■ TESTO DA LEGGERE:
━━━━━━━━━━

All’ascensore dell’ospedale, dove corri perché chiamato ad amministrare il sacramento dell’unzione degli infermi, ti senti dire: «Grazie, Padre, per essere venuto; noi non siamo della sua parrocchia, ma avevamo bisogno del sacerdote. Le saremo grati per sempre». Sali le scale per comunicare alla famiglia la tragica morte del figlio, il giovane Paolo, vittima dell’incidente stradale, e chiedi al Signore la parola giusta per l’ingrato compito. «È successo qualcosa», hanno intuito la ferale notizia che riguarda il figlio di appena 23 anni morto sul colpo per l’urto frontale. Prolungare la presenza nella famiglia e condividerne in silenzio le lacrime apre alla fiducia e alla confidenza nel pastore d’anime. Ti rechi con discrezione nelle case più umili e più povere. La carità non fa chiasso, perciò si fa in modo che il pasto quotidiano vi giunga con il massimo riserbo. Cosa poi senti dirti? «Non sapevo, Padre, di questa carità della Chiesa», e voi cosa sapete, mi domando. «Non l’avrei mai saputo né creduto se la persona beneficata non me lo avesse confidato».

━━━━━━━━━━

■ ESTRATTO DELLA FONTE:
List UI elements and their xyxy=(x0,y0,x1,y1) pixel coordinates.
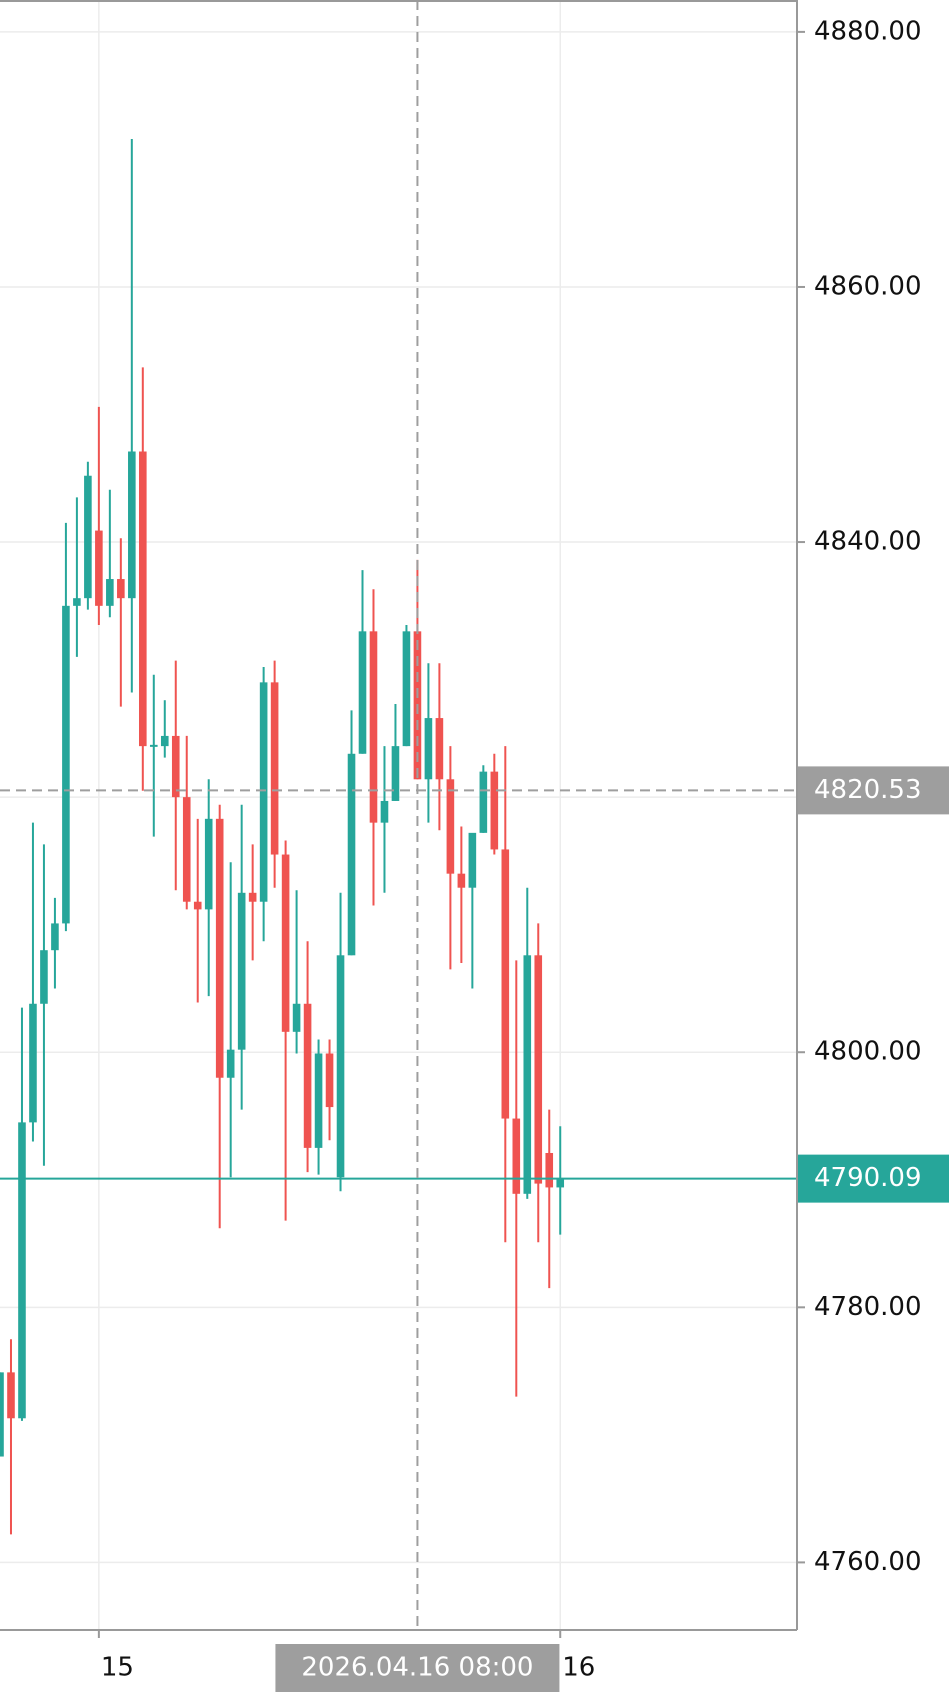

━━━━━━━━━━

Trascrivi tutte le frasi che il brano sul ministero del sacerdote riporta tra virgolette caporali. L'elenco non ha alcun ruolo in questo lavoro.

- «Grazie, Padre, per essere venuto; noi non siamo della sua parrocchia, ma avevamo bisogno del sacerdote. Le saremo grati per sempre»
- «È successo qualcosa»
- «Non sapevo, Padre, di questa carità della Chiesa»
- «Non l'avrei mai saputo né creduto se la persona beneficata non me lo avesse confidato»